-- START RECORDS SHOWN --

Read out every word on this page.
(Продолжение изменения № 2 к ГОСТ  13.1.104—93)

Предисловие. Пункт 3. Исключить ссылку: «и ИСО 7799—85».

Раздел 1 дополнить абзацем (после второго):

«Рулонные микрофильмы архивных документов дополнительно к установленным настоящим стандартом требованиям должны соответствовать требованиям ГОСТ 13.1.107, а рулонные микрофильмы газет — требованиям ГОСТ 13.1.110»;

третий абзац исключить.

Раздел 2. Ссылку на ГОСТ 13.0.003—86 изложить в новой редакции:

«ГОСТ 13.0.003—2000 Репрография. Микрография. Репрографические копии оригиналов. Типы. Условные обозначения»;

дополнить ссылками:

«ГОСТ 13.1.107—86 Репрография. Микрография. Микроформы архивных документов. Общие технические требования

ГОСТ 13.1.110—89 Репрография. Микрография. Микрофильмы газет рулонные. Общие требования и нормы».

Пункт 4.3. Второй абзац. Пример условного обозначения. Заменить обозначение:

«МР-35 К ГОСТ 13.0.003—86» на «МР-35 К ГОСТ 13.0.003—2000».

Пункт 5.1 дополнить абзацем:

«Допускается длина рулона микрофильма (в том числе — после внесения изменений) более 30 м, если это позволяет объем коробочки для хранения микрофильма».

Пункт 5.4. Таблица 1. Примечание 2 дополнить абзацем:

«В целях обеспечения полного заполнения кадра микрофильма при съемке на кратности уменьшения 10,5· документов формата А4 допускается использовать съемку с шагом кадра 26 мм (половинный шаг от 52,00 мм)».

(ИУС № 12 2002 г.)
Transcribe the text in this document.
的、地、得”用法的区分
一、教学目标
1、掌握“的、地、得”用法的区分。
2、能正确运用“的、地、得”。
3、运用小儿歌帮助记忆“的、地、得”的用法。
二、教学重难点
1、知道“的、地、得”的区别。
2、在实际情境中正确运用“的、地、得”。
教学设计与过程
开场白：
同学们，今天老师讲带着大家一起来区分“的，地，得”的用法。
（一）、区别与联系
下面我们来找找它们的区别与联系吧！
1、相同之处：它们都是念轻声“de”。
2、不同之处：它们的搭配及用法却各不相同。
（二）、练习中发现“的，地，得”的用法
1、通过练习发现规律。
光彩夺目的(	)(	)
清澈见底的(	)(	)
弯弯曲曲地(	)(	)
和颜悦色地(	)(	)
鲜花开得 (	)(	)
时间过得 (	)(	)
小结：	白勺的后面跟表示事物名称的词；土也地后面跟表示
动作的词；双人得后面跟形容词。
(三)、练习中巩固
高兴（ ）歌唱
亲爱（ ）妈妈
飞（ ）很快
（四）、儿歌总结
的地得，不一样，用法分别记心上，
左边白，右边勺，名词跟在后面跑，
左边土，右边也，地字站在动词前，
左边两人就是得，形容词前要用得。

-- END RECORDS SHOWN --

__WORK TO BE COMPLETED__: Return all lines of the material above in which the word "Микрография" occurs.

__FINAL RESULT__:
«ГОСТ 13.0.003—2000 Репрография. Микрография. Репрографические копии оригиналов. Типы. Условные обозначения»;
«ГОСТ 13.1.107—86 Репрография. Микрография. Микроформы архивных документов. Общие технические требования
ГОСТ 13.1.110—89 Репрография. Микрография. Микрофильмы газет рулонные. Общие требования и нормы».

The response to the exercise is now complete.